>> begin Given entries

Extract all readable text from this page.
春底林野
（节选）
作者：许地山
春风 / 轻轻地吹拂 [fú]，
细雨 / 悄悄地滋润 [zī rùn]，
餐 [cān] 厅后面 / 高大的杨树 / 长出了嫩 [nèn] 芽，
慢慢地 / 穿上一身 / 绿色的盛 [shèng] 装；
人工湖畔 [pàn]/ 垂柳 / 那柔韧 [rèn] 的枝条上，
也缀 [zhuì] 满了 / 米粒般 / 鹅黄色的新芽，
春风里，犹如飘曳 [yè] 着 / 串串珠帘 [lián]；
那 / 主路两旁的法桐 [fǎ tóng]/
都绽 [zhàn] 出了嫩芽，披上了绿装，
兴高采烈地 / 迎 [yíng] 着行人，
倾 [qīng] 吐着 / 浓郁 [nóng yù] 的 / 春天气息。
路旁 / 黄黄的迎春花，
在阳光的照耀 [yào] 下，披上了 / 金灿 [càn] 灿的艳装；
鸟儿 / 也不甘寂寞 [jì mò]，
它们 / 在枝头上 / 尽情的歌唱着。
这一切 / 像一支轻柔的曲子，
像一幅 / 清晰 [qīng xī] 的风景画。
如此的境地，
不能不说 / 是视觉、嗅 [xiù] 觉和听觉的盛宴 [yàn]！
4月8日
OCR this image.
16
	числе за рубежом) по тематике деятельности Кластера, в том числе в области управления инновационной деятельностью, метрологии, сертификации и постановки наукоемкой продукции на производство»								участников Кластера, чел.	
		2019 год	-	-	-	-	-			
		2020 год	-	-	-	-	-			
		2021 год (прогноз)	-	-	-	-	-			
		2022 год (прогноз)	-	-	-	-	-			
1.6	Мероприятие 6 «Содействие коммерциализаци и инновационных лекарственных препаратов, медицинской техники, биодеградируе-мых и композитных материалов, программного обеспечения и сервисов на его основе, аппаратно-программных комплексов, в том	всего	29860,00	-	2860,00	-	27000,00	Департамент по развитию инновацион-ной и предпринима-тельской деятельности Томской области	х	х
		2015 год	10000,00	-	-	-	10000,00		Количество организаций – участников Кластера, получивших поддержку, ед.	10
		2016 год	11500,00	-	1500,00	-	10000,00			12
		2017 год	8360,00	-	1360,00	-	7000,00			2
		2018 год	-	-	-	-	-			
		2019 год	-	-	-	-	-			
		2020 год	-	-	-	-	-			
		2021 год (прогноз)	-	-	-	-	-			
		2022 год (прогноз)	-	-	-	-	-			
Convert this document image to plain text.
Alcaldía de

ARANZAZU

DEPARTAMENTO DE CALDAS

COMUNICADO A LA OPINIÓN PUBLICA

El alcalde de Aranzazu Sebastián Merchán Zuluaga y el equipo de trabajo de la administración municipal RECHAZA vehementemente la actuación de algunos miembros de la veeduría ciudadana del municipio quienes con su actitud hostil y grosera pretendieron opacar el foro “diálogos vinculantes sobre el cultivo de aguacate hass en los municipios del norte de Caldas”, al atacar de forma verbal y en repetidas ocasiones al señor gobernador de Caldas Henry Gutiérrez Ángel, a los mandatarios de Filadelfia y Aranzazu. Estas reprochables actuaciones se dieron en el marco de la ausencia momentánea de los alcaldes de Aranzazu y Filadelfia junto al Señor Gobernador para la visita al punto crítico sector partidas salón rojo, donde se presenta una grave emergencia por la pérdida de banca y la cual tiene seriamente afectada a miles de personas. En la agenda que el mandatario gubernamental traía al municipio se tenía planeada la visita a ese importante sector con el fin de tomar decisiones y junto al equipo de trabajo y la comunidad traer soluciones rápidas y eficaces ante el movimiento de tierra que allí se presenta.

>> end Given entries

- **Instruction**
Reproduce each line of the entries in which the word "области" is found.

- **Reply**
	числе за рубежом) по тематике деятельности Кластера, в том числе в области управления инновационной деятельностью, метрологии, сертификации и постановки наукоемкой продукции на производство»								участников Кластера, чел.	
1.6	Мероприятие 6 «Содействие коммерциализаци и инновационных лекарственных препаратов, медицинской техники, биодеградируе-мых и композитных материалов, программного обеспечения и сервисов на его основе, аппаратно-программных комплексов, в том	всего	29860,00	-	2860,00	-	27000,00	Департамент по развитию инновацион-ной и предпринима-тельской деятельности Томской области	х	х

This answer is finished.